Visual layout annotation data

• • • • •

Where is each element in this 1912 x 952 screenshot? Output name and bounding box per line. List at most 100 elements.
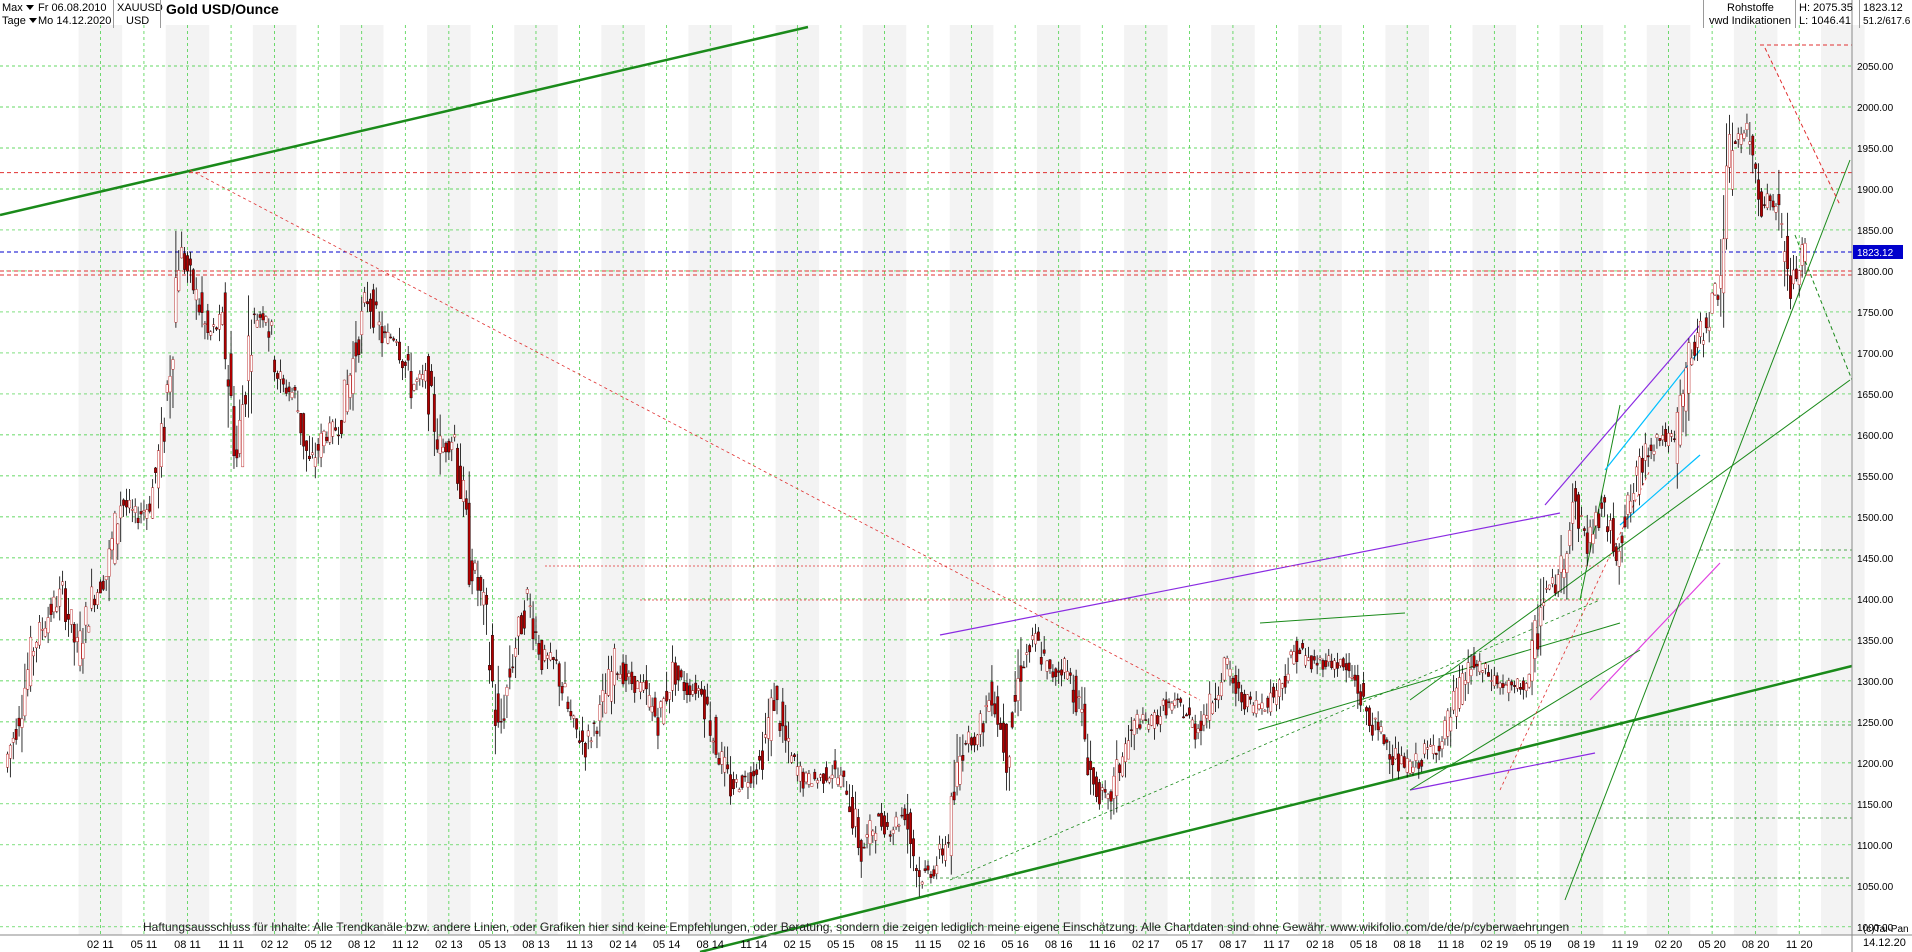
candle-body [139, 511, 143, 515]
candle-body [880, 812, 883, 827]
candle-body [136, 517, 140, 523]
candle-body [685, 682, 689, 695]
candle-body [1591, 534, 1595, 544]
candle-body [107, 548, 111, 577]
candle-body [1060, 669, 1064, 676]
y-tick-label: 1500.00 [1857, 513, 1894, 524]
candle-body [1115, 759, 1119, 796]
candle-body [157, 450, 160, 489]
candle-body [78, 630, 82, 666]
candle-body [1780, 223, 1784, 225]
candle-body [511, 666, 515, 669]
candle-body [461, 480, 465, 502]
candle-body [1103, 789, 1107, 793]
candle-body [447, 440, 451, 453]
candle-body [1536, 633, 1540, 650]
candle-body [1658, 438, 1662, 441]
trend-line [699, 664, 1853, 952]
candle-body [159, 423, 163, 467]
candle-body [644, 680, 648, 690]
candle-body [586, 730, 590, 737]
trend-line [1579, 404, 1621, 601]
candle-body [534, 631, 538, 633]
candle-body [1405, 758, 1409, 773]
candle-body [1417, 762, 1421, 769]
candle-body [1063, 658, 1066, 673]
candle-body [1751, 135, 1755, 156]
candle-body [813, 771, 817, 780]
candle-body [389, 336, 393, 339]
candle-body [612, 648, 616, 686]
y-tick-label: 1050.00 [1857, 882, 1894, 893]
candle-body [1298, 649, 1302, 654]
candle-body [877, 813, 881, 817]
candle-body [206, 310, 210, 333]
candle-body [975, 734, 979, 745]
x-tick-label: 11 15 [915, 939, 942, 951]
x-tick-label: 08 13 [522, 939, 550, 951]
stripe [862, 25, 907, 935]
candle-body [1670, 433, 1673, 437]
candle-body [1542, 602, 1546, 607]
candle-body [769, 697, 773, 741]
x-tick-label: 02 17 [1132, 939, 1160, 951]
candle-body [1641, 457, 1644, 473]
stripe [1821, 25, 1865, 935]
candle-body [1095, 776, 1098, 797]
candle-body [1356, 675, 1360, 694]
candle-body [1260, 702, 1264, 709]
candle-body [1217, 695, 1220, 701]
candle-body [903, 808, 907, 821]
candle-body [717, 758, 721, 765]
candle-body [1489, 680, 1493, 682]
candle-body [944, 844, 947, 861]
candle-body [952, 791, 956, 801]
candle-body [668, 692, 671, 700]
y-tick-label: 2050.00 [1857, 62, 1894, 73]
candle-body [946, 842, 950, 844]
candle-body [1170, 702, 1174, 711]
candle-body [1243, 693, 1246, 710]
candle-body [67, 613, 70, 620]
candle-body [505, 687, 509, 696]
candle-body [1548, 584, 1551, 590]
x-tick-label: 02 19 [1481, 939, 1509, 951]
candle-body [1156, 715, 1159, 725]
candle-body [162, 426, 166, 442]
candle-body [1588, 526, 1592, 543]
candle-body [444, 442, 448, 453]
candle-body [1272, 686, 1275, 698]
candle-body [133, 506, 137, 513]
candle-body [1472, 655, 1476, 668]
x-tick-label: 02 16 [958, 939, 986, 951]
candle-body [8, 745, 12, 759]
candle-body [1777, 194, 1781, 206]
candle-body [1760, 191, 1763, 217]
candle-body [1469, 669, 1473, 676]
candle-body [999, 722, 1003, 730]
candle-body [520, 615, 523, 635]
candle-body [601, 690, 605, 702]
candle-body [1739, 133, 1743, 145]
candle-body [1466, 662, 1470, 683]
candle-body [23, 687, 27, 717]
candle-body [1437, 745, 1441, 752]
interval-selector[interactable]: Tage [2, 15, 40, 28]
candle-body [125, 500, 128, 508]
candle-body [1423, 743, 1427, 755]
x-tick-label: 05 20 [1698, 939, 1726, 951]
candle-body [392, 338, 396, 341]
candle-body [1484, 663, 1487, 669]
candle-body [1527, 674, 1531, 688]
candle-body [1240, 692, 1244, 703]
candle-body [1713, 283, 1717, 296]
x-tick-label: 11 11 [218, 939, 244, 951]
candle-body [218, 314, 221, 330]
candle-body [885, 822, 889, 827]
candle-body [772, 700, 776, 711]
period-selector[interactable]: Max [2, 2, 37, 15]
candle-body [1373, 717, 1377, 720]
candle-body [589, 740, 593, 743]
candle-body [868, 820, 872, 845]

• • • • •

BRIEF: Copy the lines of the material unchanged, beginning with the line that contains "candle-body [139, 511, 143, 515]" and continuing through the line that contains "candle-body [612, 648, 616, 686]".

RESULT BELOW:
candle-body [139, 511, 143, 515]
candle-body [880, 812, 883, 827]
candle-body [136, 517, 140, 523]
candle-body [685, 682, 689, 695]
candle-body [1591, 534, 1595, 544]
candle-body [107, 548, 111, 577]
candle-body [1060, 669, 1064, 676]
y-tick-label: 1500.00 [1857, 513, 1894, 524]
candle-body [1115, 759, 1119, 796]
candle-body [157, 450, 160, 489]
candle-body [78, 630, 82, 666]
candle-body [1780, 223, 1784, 225]
candle-body [511, 666, 515, 669]
candle-body [461, 480, 465, 502]
candle-body [1103, 789, 1107, 793]
candle-body [447, 440, 451, 453]
candle-body [1536, 633, 1540, 650]
candle-body [1658, 438, 1662, 441]
trend-line [699, 664, 1853, 952]
candle-body [159, 423, 163, 467]
candle-body [644, 680, 648, 690]
candle-body [586, 730, 590, 737]
trend-line [1579, 404, 1621, 601]
candle-body [534, 631, 538, 633]
candle-body [1405, 758, 1409, 773]
candle-body [1417, 762, 1421, 769]
candle-body [1063, 658, 1066, 673]
candle-body [1751, 135, 1755, 156]
candle-body [813, 771, 817, 780]
candle-body [389, 336, 393, 339]
candle-body [612, 648, 616, 686]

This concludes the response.